» Yazı:
☆ ☆ ☆ ☆ ☆
Esas sorun bir kaç soru ile net bir şekilde ortaya konabilir.

8 yıl takımda kalmış, kaptanlık yapmış, takıma katkısı çok yüksek, oyun zekası tartışmasız bir oyuncuyu nasıl bu kadar pespaye bir şekilde kaybettik?

Oyuncu takımdan ayrılabilir. Takıma katkısı düşüktür, yeni sistemle uyumlu değildir, mükemmel bir futbolcudur ama antremanlara çıkmıyordur, disiplinsizdir, insan ilişkisi zayıftır, aldığı ücret fazladır, ekonomik getirisi düşüktür veya basitçe kulübün yeni şemasında kendisine yer yoktur. Evet. Ama bir oyuncuyla bu şekilde ayrılınmaz.

Futbolcular teknik direktörlerle, teknik direktörler başkanlarla, başkanlar kendi yönetimleriyle, yöneticiler maaşlı çalışanlarla, maaşlı çalışanlar karılarıyla, karıları da kuaförlerle kavga edebilir. Hayat böyle bir şey. Emek yoğun işlerin tamamında insan faktörü önemlidir. Hele bu işler spor, sanat, siyaset gibi insan unsurunun kendi üretiminin belirleyici olduğu, ikamesinin de bulunmadığı alanlarda oluyorsa, daha da büyük çatışmalara gebedir.

Senede milyonlarca dolar kazanan, gazetelerde boy boy resimleri çıkan, sokakta iki adım attığında insanların ilgisine mashar olan, bizleri güldüren ve ağlatan insanların egosu da doğal olarak güçlü olur. Niye? Çünkü o bunlara sahip ve sen değilsin. Bu insanlar 20 - 35 yaş aralığındaysa, bunca maddi imkan ve manevi destek mekanizması ile karakterleri ve kendilerine duydukları hayranlık da büyür. Normal. Adamın heykelini dikecek kadar sevebiliyorsan, onun da kendisini sevmesine kızmaman gerekir. Sen heykel dikecek kadar önemsiyorsan, o da kendisini mutlaka önemseyecektir.
☆ ☆ ☆ ☆ ☆
» Görev A:
Yazıya göre sözü edilen oyuncu takımda kaç yıl kalmış?
» Görev B:
Yazıda insan unsurunun kendi üretiminin belirleyici olduğu ve ikamesinin bulunmadığı alanlar olarak hangileri sayılıyor? Hepsini yaz.
» Görev C:
Kaptan oyuncunun takımdan ayrılışını konu alan yazının sonraki bölümünü, son cümlenin ardından başlayarak yaz.
Kayıtların yazıyla hiçbir ilgisi yoktur.
☆ ☆ ☆ ☆ ☆
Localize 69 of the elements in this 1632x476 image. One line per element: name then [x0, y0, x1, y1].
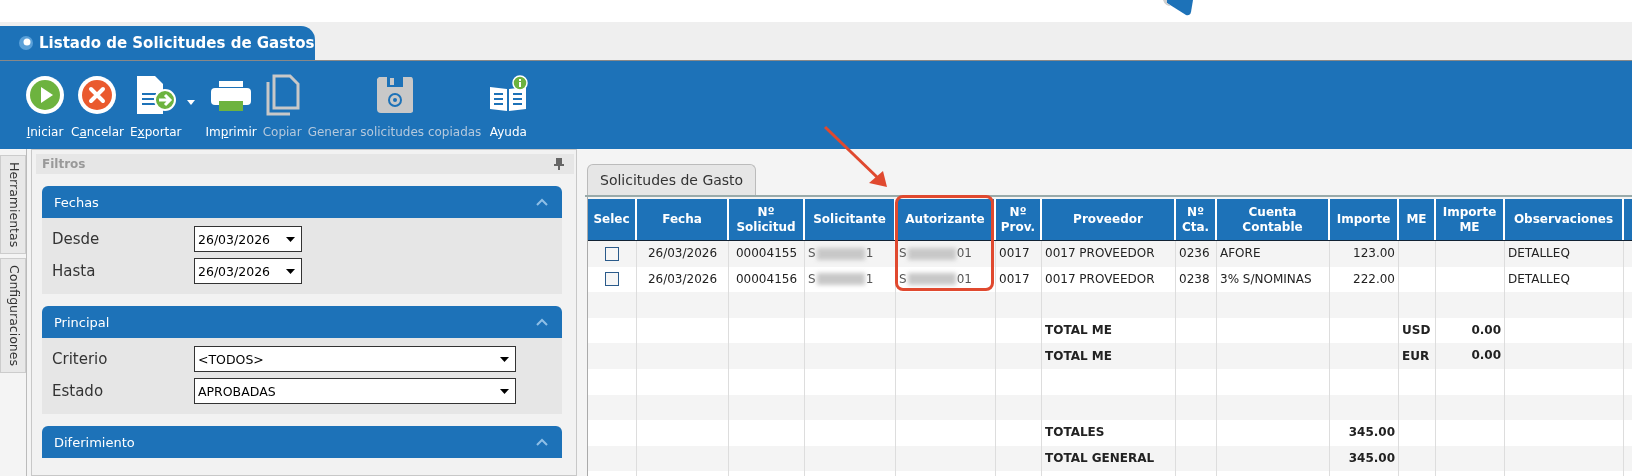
table-cell: 123.00: [1353, 246, 1395, 260]
grid-tab[interactable]: Solicitudes de Gasto: [587, 164, 757, 195]
dropdown-field[interactable]: <TODOS>: [194, 346, 516, 372]
blurred-name: S 1: [808, 246, 874, 262]
table-cell: TOTAL GENERAL: [1045, 451, 1155, 467]
field-label: Desde: [52, 230, 101, 248]
section-header[interactable]: Principal: [42, 306, 562, 338]
table-cell: 0.00: [1471, 322, 1501, 337]
section-title: Fechas: [54, 194, 99, 210]
table-cell: 0017: [999, 271, 1030, 287]
chevron-icon[interactable]: [536, 198, 548, 206]
table-cell: TOTALES: [1045, 425, 1105, 441]
table-cell: 0236: [1179, 246, 1210, 262]
app-icon: [18, 35, 34, 51]
table-cell: 26/03/2026: [647, 246, 718, 262]
section-header[interactable]: Diferimiento: [42, 426, 562, 458]
row-checkbox[interactable]: [605, 272, 619, 287]
table-cell: 00004155: [735, 246, 798, 262]
field-label: Hasta: [52, 262, 97, 280]
table-cell: 0017 PROVEEDOR: [1045, 271, 1155, 287]
toolbar-button[interactable]: Imprimir: [202, 61, 260, 149]
table-cell: TOTAL ME: [1045, 323, 1112, 339]
side-tab[interactable]: Herramientas: [0, 155, 26, 255]
table-cell: 3% S/NOMINAS: [1220, 271, 1312, 287]
section-title: Principal: [54, 314, 110, 330]
dropdown-field[interactable]: APROBADAS: [194, 378, 516, 404]
blurred-name: S 1: [808, 271, 874, 287]
window-tab[interactable]: Listado de Solicitudes de Gastos: [0, 26, 315, 60]
table-cell: USD: [1402, 323, 1431, 339]
table-cell: DETALLEQ: [1508, 271, 1570, 287]
toolbar-button[interactable]: Cancelar: [68, 61, 127, 149]
table-cell: TOTAL ME: [1045, 348, 1112, 364]
dropdown-arrow-icon: [500, 356, 509, 362]
row-checkbox[interactable]: [605, 246, 619, 261]
field-label: Estado: [52, 382, 105, 400]
toolbar-button[interactable]: Ayuda: [484, 61, 533, 149]
play-icon: [25, 75, 65, 115]
blurred-name: S 01: [899, 246, 972, 262]
chevron-icon[interactable]: [536, 438, 548, 446]
date-picker[interactable]: 26/03/2026: [194, 258, 302, 284]
table-cell: EUR: [1402, 348, 1430, 364]
section-title: Diferimiento: [54, 434, 135, 450]
dropdown-arrow-icon: [286, 236, 295, 242]
blurred-name: S 01: [899, 271, 972, 287]
date-picker[interactable]: 26/03/2026: [194, 226, 302, 252]
table-cell: 345.00: [1348, 450, 1395, 465]
dropdown-arrow-icon: [286, 268, 295, 274]
table-cell: 0017: [999, 246, 1030, 262]
pin-icon[interactable]: [554, 158, 564, 170]
table-cell: 0.00: [1471, 348, 1501, 363]
dropdown-caret-icon[interactable]: [186, 99, 195, 105]
panel-title: Filtros: [42, 157, 86, 171]
table-cell: 345.00: [1348, 425, 1395, 440]
section-header[interactable]: Fechas: [42, 186, 562, 218]
table-cell: 222.00: [1353, 271, 1395, 286]
cancel-icon: [77, 75, 118, 115]
toolbar-button[interactable]: Exportar: [126, 61, 185, 149]
table-cell: 26/03/2026: [647, 271, 718, 287]
side-tab[interactable]: Configuraciones: [0, 258, 26, 374]
table-cell: 00004156: [735, 271, 798, 287]
chevron-icon[interactable]: [536, 318, 548, 326]
copy-icon: [264, 74, 301, 116]
field-label: Criterio: [52, 350, 109, 368]
toolbar-button[interactable]: Iniciar: [22, 61, 68, 149]
table-cell: 0017 PROVEEDOR: [1045, 246, 1155, 262]
table-cell: AFORE: [1220, 246, 1261, 262]
dropdown-arrow-icon: [500, 388, 509, 394]
table-cell: 0238: [1179, 271, 1210, 287]
table-cell: DETALLEQ: [1508, 246, 1570, 262]
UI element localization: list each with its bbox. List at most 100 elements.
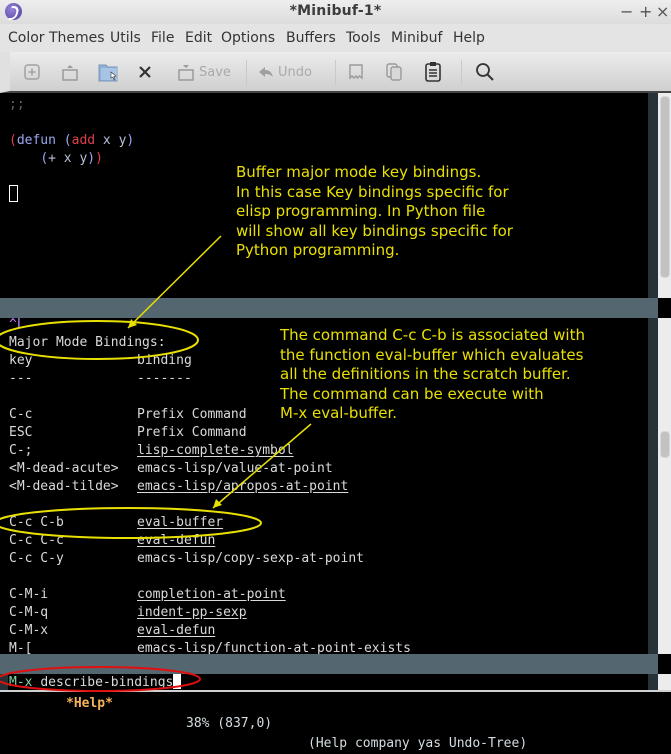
☆ ☆ ☆ ☆ ☆
» Doğru cevap A:
8 yıl.

» Doğru cevap B:
Spor, sanat, siyaset.

» Doğru cevap C:
Yine böyle yapıları yöneten yöneticiler de egosu güçlü insanlardır. Onlar da yüksek bir gelir seviyesine sahiptir, onlar da değerlidir, kitlenin ilgisine / sevgisine mashar olur.

Bu iki güçlü egonun karşılaşmasında çatışma çıkması beş bilinmeyenli quantum denklemi değil. Ne oluyor? Sen de çalıştığın yerde patronunla kavga ediyorsun, arkasından söyleniyorsun, kafan bozuluyor, yoruluyorsun, moralin düşüyor, motivasyon bekliyorsun. Anlaşılmayacak bir şey yok.

Ancak büyük kulüpler, büyük olmaya devam etmek istiyorlarsa, ortaya çıkması muhtemel ihtilafları çözebilecek sistemler kurarlar. Sistem tanımlanmış görevleri olan ve bu görevleri belirli bir kalitede sürekli bir şekilde sunan insan istihdam etmek demek.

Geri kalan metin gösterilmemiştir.